[Raw records]

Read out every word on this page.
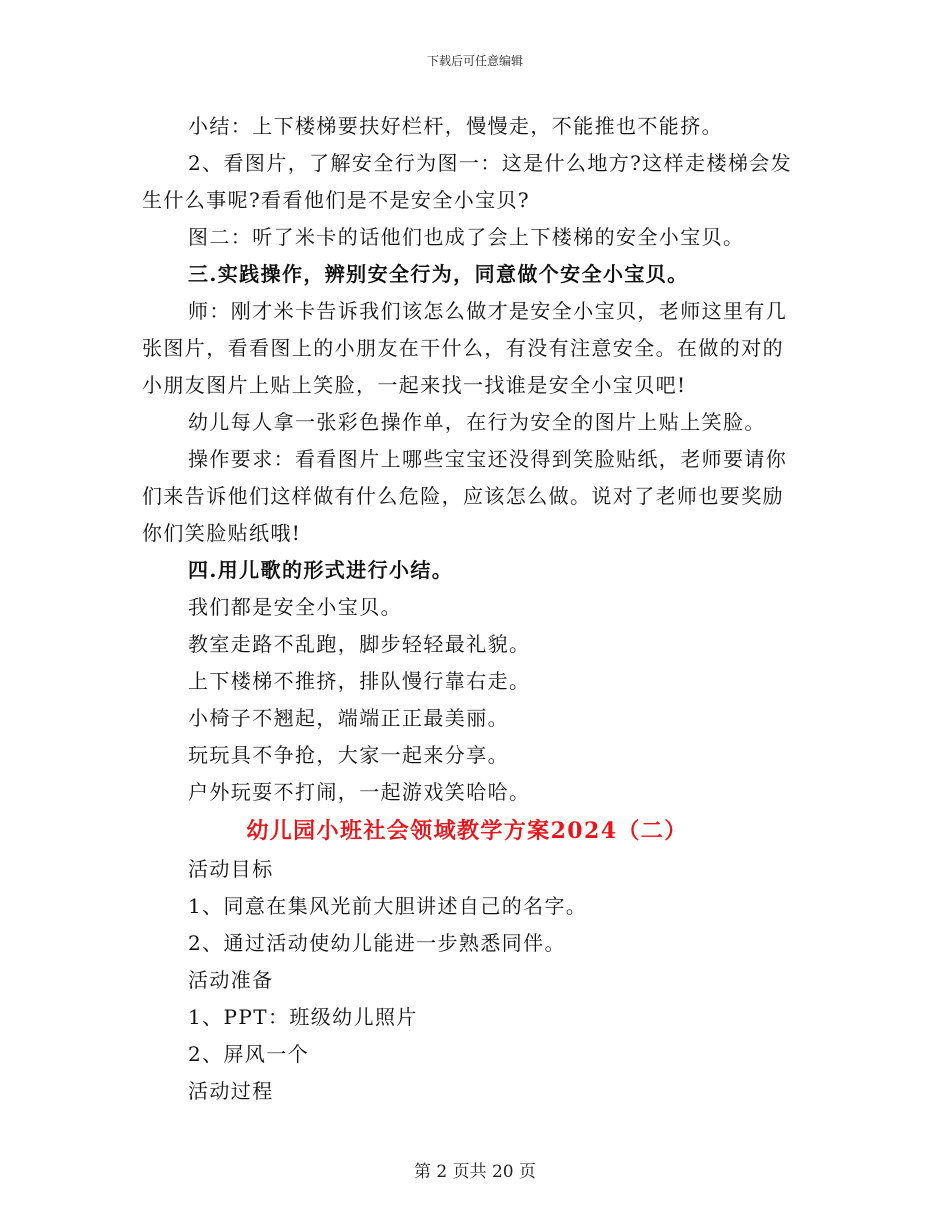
下载后可任意编辑

小结：上下楼梯要扶好栏杆，慢慢走，不能推也不能挤。

2、看图片，了解安全行为图一：这是什么地方?这样走楼梯会发生什么事呢?看看他们是不是安全小宝贝?

图二：听了米卡的话他们也成了会上下楼梯的安全小宝贝。

三.实践操作，辨别安全行为，同意做个安全小宝贝。

师：刚才米卡告诉我们该怎么做才是安全小宝贝，老师这里有几张图片，看看图上的小朋友在干什么，有没有注意安全。在做的对的小朋友图片上贴上笑脸，一起来找一找谁是安全小宝贝吧!

幼儿每人拿一张彩色操作单，在行为安全的图片上贴上笑脸。

操作要求：看看图片上哪些宝宝还没得到笑脸贴纸，老师要请你们来告诉他们这样做有什么危险，应该怎么做。说对了老师也要奖励你们笑脸贴纸哦!

四.用儿歌的形式进行小结。

我们都是安全小宝贝。

教室走路不乱跑，脚步轻轻最礼貌。

上下楼梯不推挤，排队慢行靠右走。

小椅子不翘起，端端正正最美丽。

玩玩具不争抢，大家一起来分享。

户外玩耍不打闹，一起游戏笑哈哈。

幼儿园小班社会领域教学方案2024（二）

活动目标

1、同意在集风光前大胆讲述自己的名字。

2、通过活动使幼儿能进一步熟悉同伴。

活动准备

1、PPT：班级幼儿照片

2、屏风一个

活动过程

第 2 页共 20 页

Task prompt: Repeat the full listing above exactly, with no pictures in the copy.

Response:
Read out every word on this page.
下载后可任意编辑

小结：上下楼梯要扶好栏杆，慢慢走，不能推也不能挤。

2、看图片，了解安全行为图一：这是什么地方?这样走楼梯会发生什么事呢?看看他们是不是安全小宝贝?

图二：听了米卡的话他们也成了会上下楼梯的安全小宝贝。

三.实践操作，辨别安全行为，同意做个安全小宝贝。

师：刚才米卡告诉我们该怎么做才是安全小宝贝，老师这里有几张图片，看看图上的小朋友在干什么，有没有注意安全。在做的对的小朋友图片上贴上笑脸，一起来找一找谁是安全小宝贝吧!

幼儿每人拿一张彩色操作单，在行为安全的图片上贴上笑脸。

操作要求：看看图片上哪些宝宝还没得到笑脸贴纸，老师要请你们来告诉他们这样做有什么危险，应该怎么做。说对了老师也要奖励你们笑脸贴纸哦!

四.用儿歌的形式进行小结。

我们都是安全小宝贝。

教室走路不乱跑，脚步轻轻最礼貌。

上下楼梯不推挤，排队慢行靠右走。

小椅子不翘起，端端正正最美丽。

玩玩具不争抢，大家一起来分享。

户外玩耍不打闹，一起游戏笑哈哈。

幼儿园小班社会领域教学方案2024（二）

活动目标

1、同意在集风光前大胆讲述自己的名字。

2、通过活动使幼儿能进一步熟悉同伴。

活动准备

1、PPT：班级幼儿照片

2、屏风一个

活动过程

第 2 页共 20 页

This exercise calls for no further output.